→ Prompt: Check each line for the string "right", then give only how many lines have it.
━━━━━ Extracted data
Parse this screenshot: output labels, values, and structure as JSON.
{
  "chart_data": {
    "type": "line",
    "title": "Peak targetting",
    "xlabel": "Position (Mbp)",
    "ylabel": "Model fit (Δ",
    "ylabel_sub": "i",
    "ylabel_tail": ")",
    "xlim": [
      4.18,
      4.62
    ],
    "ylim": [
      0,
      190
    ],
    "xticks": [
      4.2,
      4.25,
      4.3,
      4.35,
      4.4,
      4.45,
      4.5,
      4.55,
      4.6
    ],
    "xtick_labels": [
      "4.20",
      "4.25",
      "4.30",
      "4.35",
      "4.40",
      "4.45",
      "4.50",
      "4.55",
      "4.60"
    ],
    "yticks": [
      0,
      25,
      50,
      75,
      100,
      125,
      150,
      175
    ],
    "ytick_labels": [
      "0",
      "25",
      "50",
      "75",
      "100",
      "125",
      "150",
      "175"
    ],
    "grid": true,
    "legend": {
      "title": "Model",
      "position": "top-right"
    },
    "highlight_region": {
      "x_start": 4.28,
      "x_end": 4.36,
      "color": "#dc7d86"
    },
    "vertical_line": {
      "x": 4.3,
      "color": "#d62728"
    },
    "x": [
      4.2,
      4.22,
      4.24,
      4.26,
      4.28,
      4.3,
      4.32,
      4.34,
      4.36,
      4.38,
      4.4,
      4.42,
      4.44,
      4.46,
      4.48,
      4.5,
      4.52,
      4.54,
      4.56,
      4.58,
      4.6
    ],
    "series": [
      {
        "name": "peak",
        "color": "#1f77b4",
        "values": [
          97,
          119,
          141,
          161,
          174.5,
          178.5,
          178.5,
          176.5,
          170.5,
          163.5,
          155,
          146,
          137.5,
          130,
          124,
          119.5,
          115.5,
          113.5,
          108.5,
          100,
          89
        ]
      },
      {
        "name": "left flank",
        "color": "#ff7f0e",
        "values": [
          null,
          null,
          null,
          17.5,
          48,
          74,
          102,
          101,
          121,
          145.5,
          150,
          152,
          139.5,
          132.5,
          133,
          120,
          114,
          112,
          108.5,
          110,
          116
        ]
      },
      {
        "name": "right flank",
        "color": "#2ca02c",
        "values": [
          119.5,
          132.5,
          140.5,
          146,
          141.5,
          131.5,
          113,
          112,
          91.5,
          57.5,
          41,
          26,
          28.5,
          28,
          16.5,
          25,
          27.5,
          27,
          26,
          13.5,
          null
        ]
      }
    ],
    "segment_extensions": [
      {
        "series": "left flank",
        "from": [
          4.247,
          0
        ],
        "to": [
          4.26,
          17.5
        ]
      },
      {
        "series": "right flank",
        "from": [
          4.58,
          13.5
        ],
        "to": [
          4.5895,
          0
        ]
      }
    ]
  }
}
━━━━━━━━━━
→ Result of this task: 3